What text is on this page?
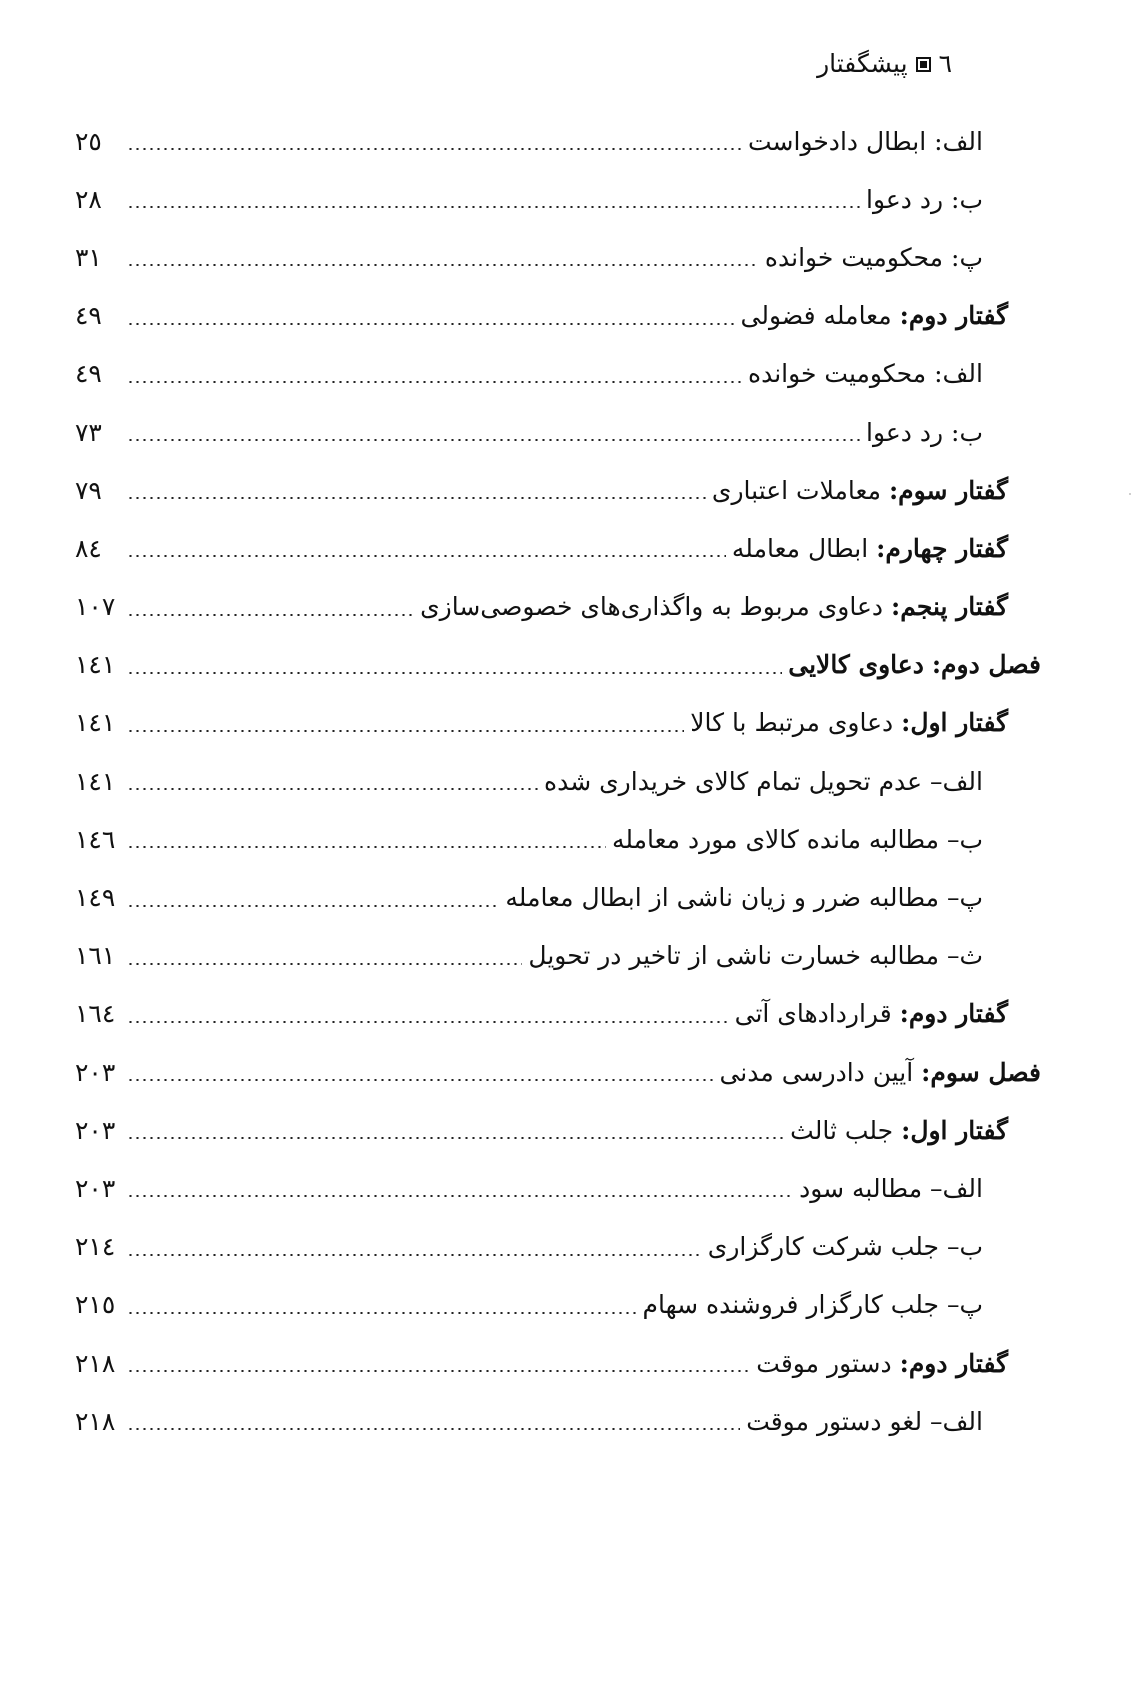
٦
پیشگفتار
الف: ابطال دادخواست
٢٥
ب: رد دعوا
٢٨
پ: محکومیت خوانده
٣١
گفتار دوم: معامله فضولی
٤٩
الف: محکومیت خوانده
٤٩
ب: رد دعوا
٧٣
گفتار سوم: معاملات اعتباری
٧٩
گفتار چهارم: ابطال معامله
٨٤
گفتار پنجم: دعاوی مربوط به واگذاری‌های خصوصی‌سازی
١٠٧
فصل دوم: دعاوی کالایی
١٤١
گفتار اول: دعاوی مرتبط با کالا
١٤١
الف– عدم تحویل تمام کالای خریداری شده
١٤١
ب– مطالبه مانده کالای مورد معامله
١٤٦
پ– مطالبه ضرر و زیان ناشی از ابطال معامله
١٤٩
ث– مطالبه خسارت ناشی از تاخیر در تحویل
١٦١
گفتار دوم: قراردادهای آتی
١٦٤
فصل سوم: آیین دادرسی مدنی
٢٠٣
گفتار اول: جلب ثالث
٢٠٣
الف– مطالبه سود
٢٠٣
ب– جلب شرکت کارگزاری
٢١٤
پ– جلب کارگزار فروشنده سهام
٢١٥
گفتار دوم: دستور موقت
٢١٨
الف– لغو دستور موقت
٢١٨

* * *

What is asked: Say how many lines hold the word "دستور", giving the number and nothing else.

Result of this exercise: 2